■ **EXERCISE DESCRIPTION**
Return all lines with the word "Side" in them.

■ **RECORDS SUPPLIED**
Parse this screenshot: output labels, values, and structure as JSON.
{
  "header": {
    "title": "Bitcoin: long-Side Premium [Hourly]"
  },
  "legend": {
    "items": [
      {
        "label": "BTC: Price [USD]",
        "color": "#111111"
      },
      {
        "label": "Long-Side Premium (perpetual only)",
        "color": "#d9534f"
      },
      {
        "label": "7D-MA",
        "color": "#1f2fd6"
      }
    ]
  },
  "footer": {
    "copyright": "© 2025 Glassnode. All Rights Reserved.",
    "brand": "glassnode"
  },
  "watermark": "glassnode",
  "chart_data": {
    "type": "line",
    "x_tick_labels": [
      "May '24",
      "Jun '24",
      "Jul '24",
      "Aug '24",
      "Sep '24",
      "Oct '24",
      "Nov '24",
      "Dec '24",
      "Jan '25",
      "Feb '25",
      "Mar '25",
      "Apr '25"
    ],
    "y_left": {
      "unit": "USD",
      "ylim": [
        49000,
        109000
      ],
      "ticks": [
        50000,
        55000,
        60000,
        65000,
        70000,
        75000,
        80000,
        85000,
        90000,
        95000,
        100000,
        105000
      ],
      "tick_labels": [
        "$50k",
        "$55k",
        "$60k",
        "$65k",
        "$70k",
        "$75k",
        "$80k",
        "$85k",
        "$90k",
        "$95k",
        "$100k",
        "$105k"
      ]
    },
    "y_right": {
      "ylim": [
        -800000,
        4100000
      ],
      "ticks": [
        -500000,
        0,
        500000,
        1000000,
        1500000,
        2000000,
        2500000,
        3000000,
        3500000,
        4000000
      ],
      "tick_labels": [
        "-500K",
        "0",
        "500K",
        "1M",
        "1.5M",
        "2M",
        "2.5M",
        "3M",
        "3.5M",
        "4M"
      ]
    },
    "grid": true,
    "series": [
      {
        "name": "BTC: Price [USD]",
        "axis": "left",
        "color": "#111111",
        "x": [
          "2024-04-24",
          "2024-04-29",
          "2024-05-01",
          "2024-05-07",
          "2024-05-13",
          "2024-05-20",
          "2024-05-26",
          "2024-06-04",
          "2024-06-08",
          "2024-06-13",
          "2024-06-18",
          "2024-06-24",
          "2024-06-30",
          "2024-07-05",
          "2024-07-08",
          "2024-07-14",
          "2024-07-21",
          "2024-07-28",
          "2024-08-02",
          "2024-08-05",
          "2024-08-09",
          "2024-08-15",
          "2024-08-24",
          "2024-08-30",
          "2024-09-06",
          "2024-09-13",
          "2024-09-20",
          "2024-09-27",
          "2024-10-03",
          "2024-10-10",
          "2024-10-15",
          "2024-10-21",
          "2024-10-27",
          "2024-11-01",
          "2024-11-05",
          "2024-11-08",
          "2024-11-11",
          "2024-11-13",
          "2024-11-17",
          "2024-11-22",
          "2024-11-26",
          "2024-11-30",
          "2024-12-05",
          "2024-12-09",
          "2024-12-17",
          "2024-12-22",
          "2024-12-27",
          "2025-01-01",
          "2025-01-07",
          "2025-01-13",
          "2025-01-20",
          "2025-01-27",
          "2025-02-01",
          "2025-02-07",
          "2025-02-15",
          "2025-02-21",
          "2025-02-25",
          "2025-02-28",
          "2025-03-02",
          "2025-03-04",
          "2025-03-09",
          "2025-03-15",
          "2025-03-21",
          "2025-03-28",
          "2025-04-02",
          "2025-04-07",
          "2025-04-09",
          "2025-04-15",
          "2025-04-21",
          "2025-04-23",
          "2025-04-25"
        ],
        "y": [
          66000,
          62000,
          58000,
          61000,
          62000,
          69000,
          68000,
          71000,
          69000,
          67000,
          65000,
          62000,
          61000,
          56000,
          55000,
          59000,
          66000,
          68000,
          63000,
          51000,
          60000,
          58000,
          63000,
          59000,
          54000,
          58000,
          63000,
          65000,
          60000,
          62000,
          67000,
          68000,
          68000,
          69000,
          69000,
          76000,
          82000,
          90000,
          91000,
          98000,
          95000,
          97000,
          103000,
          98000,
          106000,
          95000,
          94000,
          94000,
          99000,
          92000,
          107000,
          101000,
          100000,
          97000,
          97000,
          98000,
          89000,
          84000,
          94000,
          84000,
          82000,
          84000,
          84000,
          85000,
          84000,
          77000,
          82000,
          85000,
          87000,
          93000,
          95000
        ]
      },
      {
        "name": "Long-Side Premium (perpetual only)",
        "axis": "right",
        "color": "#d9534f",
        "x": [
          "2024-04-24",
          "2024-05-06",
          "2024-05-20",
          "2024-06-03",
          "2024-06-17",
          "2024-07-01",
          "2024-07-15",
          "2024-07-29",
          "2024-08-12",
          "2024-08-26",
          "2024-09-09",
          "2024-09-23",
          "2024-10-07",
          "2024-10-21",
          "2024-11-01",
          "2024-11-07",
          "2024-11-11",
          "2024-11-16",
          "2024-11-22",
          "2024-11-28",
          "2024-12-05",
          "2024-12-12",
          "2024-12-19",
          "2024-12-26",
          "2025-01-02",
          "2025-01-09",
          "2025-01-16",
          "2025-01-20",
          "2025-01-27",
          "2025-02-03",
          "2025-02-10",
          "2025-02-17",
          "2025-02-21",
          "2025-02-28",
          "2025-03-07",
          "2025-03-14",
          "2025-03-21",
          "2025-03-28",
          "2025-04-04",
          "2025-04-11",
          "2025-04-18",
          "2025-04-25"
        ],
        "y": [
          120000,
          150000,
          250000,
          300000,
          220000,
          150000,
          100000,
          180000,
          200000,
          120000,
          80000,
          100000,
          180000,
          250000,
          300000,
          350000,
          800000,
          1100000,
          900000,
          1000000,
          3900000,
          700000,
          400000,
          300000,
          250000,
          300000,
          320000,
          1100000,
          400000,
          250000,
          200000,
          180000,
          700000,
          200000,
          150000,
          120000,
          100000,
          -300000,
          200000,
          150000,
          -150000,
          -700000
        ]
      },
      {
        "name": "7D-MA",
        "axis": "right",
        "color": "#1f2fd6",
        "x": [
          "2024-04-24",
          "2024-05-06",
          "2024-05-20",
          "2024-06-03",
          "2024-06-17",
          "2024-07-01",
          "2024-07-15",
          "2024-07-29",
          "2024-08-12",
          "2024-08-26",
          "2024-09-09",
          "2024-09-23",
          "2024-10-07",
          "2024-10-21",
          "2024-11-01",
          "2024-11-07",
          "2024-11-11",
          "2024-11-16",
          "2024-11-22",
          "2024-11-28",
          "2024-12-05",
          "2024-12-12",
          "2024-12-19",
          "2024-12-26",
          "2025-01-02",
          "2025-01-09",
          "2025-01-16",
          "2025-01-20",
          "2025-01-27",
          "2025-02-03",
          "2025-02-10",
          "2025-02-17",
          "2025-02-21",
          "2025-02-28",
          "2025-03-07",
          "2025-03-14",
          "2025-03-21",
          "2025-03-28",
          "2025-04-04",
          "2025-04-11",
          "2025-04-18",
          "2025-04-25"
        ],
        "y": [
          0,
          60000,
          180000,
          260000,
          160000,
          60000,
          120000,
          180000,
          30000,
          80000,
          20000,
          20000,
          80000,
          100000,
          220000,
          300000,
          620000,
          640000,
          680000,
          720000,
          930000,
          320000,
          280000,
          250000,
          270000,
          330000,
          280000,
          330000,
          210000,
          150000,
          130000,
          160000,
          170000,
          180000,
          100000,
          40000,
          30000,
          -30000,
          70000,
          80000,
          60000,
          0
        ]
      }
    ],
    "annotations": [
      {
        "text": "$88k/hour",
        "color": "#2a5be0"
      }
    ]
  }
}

■ **THE RESULT**
    "title": "Bitcoin: long-Side Premium [Hourly]"
        "label": "Long-Side Premium (perpetual only)",
        "name": "Long-Side Premium (perpetual only)",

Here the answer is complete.